Challenge
Each of the entries should be retyped precisely as it appears.

(Stored records)
______________________________
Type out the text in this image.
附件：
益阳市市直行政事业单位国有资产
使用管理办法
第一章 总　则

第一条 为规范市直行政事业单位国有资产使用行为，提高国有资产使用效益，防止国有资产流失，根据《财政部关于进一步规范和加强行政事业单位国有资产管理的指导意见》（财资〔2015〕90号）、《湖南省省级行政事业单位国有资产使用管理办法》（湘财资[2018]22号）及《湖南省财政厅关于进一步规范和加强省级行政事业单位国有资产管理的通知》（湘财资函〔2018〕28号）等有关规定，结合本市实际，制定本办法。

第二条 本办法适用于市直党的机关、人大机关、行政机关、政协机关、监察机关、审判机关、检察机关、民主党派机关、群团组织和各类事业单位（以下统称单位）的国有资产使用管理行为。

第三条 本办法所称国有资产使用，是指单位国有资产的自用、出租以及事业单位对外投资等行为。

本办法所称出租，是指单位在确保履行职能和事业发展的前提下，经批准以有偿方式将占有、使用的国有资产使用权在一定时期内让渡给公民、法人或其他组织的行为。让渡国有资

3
______________________________
Written response
Type out the text in this image.
附件：
益阳市市直行政事业单位国有资产
使用管理办法
第一章 总　则

第一条 为规范市直行政事业单位国有资产使用行为，提高国有资产使用效益，防止国有资产流失，根据《财政部关于进一步规范和加强行政事业单位国有资产管理的指导意见》（财资〔2015〕90号）、《湖南省省级行政事业单位国有资产使用管理办法》（湘财资[2018]22号）及《湖南省财政厅关于进一步规范和加强省级行政事业单位国有资产管理的通知》（湘财资函〔2018〕28号）等有关规定，结合本市实际，制定本办法。

第二条 本办法适用于市直党的机关、人大机关、行政机关、政协机关、监察机关、审判机关、检察机关、民主党派机关、群团组织和各类事业单位（以下统称单位）的国有资产使用管理行为。

第三条 本办法所称国有资产使用，是指单位国有资产的自用、出租以及事业单位对外投资等行为。

本办法所称出租，是指单位在确保履行职能和事业发展的前提下，经批准以有偿方式将占有、使用的国有资产使用权在一定时期内让渡给公民、法人或其他组织的行为。让渡国有资

3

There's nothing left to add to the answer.